DATA IN THIS EXERCISE
-- -- --

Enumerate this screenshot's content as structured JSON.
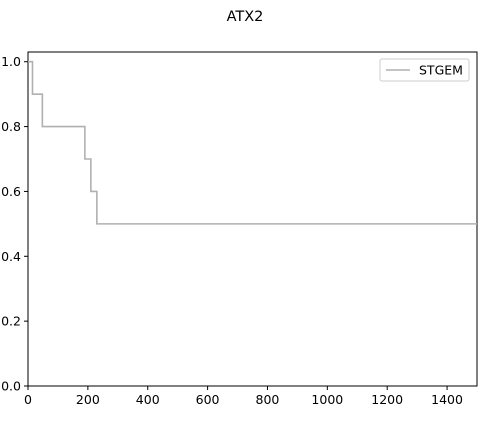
{
  "chart_data": {
    "type": "line",
    "title": "ATX2",
    "xlabel": "",
    "ylabel": "",
    "xlim": [
      0,
      1500
    ],
    "ylim": [
      0.0,
      1.03
    ],
    "x_ticks": [
      0,
      200,
      400,
      600,
      800,
      1000,
      1200,
      1400
    ],
    "y_ticks": [
      0.0,
      0.2,
      0.4,
      0.6,
      0.8,
      1.0
    ],
    "x_tick_labels": [
      "0",
      "200",
      "400",
      "600",
      "800",
      "1000",
      "1200",
      "1400"
    ],
    "y_tick_labels": [
      "0.0",
      "0.2",
      "0.4",
      "0.6",
      "0.8",
      "1.0"
    ],
    "grid": false,
    "legend_position": "top-right",
    "step": "post",
    "series": [
      {
        "name": "STGEM",
        "color": "#b0b0b0",
        "x": [
          0,
          15,
          48,
          190,
          210,
          230,
          1500
        ],
        "y": [
          1.0,
          0.9,
          0.8,
          0.7,
          0.6,
          0.5,
          0.5
        ]
      }
    ]
  }
}
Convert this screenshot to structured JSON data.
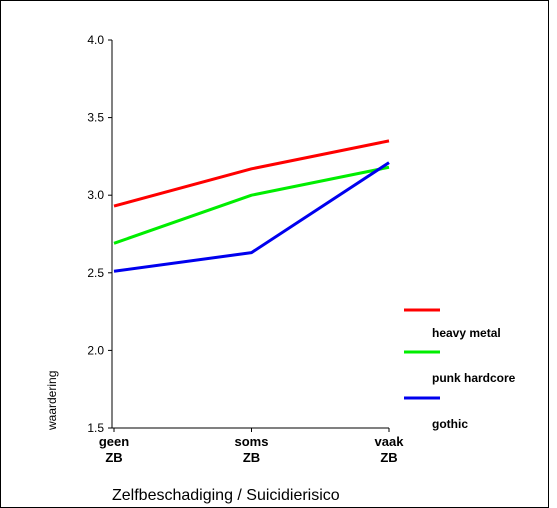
{
  "chart_data": {
    "type": "line",
    "title": "",
    "xlabel": "Zelfbeschadiging / Suicidierisico",
    "ylabel": "waardering",
    "categories": [
      [
        "geen",
        "ZB"
      ],
      [
        "soms",
        "ZB"
      ],
      [
        "vaak",
        "ZB"
      ]
    ],
    "ylim": [
      1.5,
      4.0
    ],
    "yticks": [
      "1.5",
      "2.0",
      "2.5",
      "3.0",
      "3.5",
      "4.0"
    ],
    "grid": false,
    "legend_position": "right",
    "legend_labels": [
      "",
      "heavy metal",
      "punk hardcore",
      "gothic"
    ],
    "series": [
      {
        "color": "#ff0000",
        "values": [
          2.93,
          3.17,
          3.35
        ]
      },
      {
        "color": "#00ee00",
        "values": [
          2.69,
          3.0,
          3.18
        ]
      },
      {
        "color": "#0000ee",
        "values": [
          2.51,
          2.63,
          3.21
        ]
      }
    ]
  }
}
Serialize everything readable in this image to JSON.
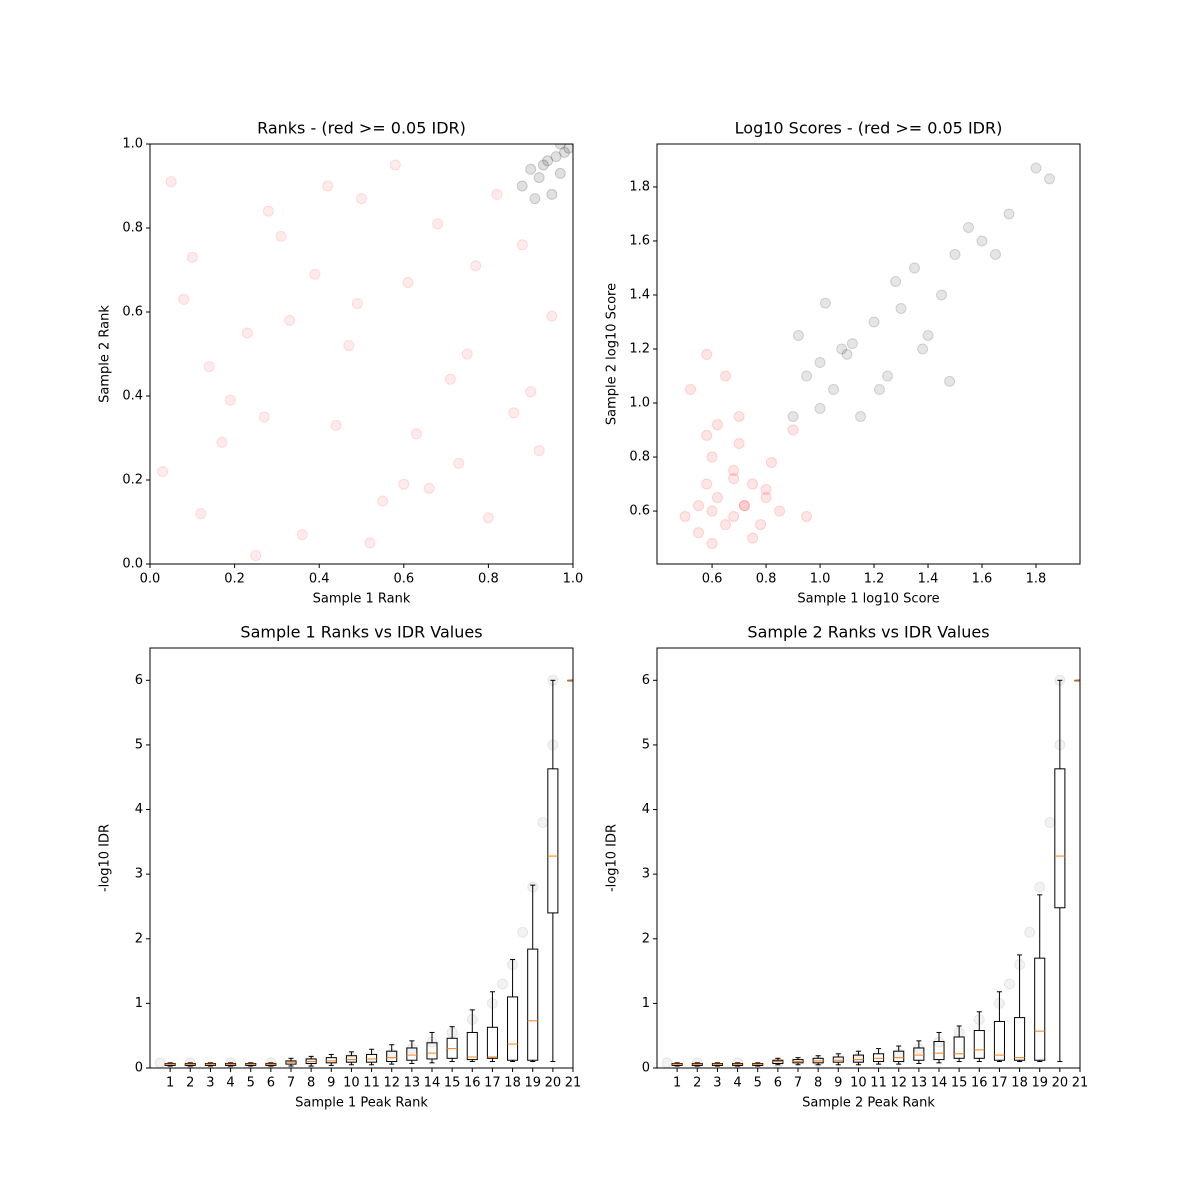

-- -- --

PROMPT
Give every record again exactly, apart from the pictures, which stay out.

SOLUTION BELOW
Enumerate this screenshot's content as structured JSON.
{
  "chart_data": {
    "type": "line",
    "title": "ATX2",
    "xlabel": "",
    "ylabel": "",
    "xlim": [
      0,
      1500
    ],
    "ylim": [
      0.0,
      1.03
    ],
    "x_ticks": [
      0,
      200,
      400,
      600,
      800,
      1000,
      1200,
      1400
    ],
    "y_ticks": [
      0.0,
      0.2,
      0.4,
      0.6,
      0.8,
      1.0
    ],
    "x_tick_labels": [
      "0",
      "200",
      "400",
      "600",
      "800",
      "1000",
      "1200",
      "1400"
    ],
    "y_tick_labels": [
      "0.0",
      "0.2",
      "0.4",
      "0.6",
      "0.8",
      "1.0"
    ],
    "grid": false,
    "legend_position": "top-right",
    "step": "post",
    "series": [
      {
        "name": "STGEM",
        "color": "#b0b0b0",
        "x": [
          0,
          15,
          48,
          190,
          210,
          230,
          1500
        ],
        "y": [
          1.0,
          0.9,
          0.8,
          0.7,
          0.6,
          0.5,
          0.5
        ]
      }
    ]
  }
}
Convert this screenshot to structured JSON data.
{
  "chart_data": {
    "type": "line",
    "title": "",
    "xlabel": "Zelfbeschadiging / Suicidierisico",
    "ylabel": "waardering",
    "categories": [
      [
        "geen",
        "ZB"
      ],
      [
        "soms",
        "ZB"
      ],
      [
        "vaak",
        "ZB"
      ]
    ],
    "ylim": [
      1.5,
      4.0
    ],
    "yticks": [
      "1.5",
      "2.0",
      "2.5",
      "3.0",
      "3.5",
      "4.0"
    ],
    "grid": false,
    "legend_position": "right",
    "legend_labels": [
      "",
      "heavy metal",
      "punk hardcore",
      "gothic"
    ],
    "series": [
      {
        "color": "#ff0000",
        "values": [
          2.93,
          3.17,
          3.35
        ]
      },
      {
        "color": "#00ee00",
        "values": [
          2.69,
          3.0,
          3.18
        ]
      },
      {
        "color": "#0000ee",
        "values": [
          2.51,
          2.63,
          3.21
        ]
      }
    ]
  }
}
Serialize everything readable in this image to JSON.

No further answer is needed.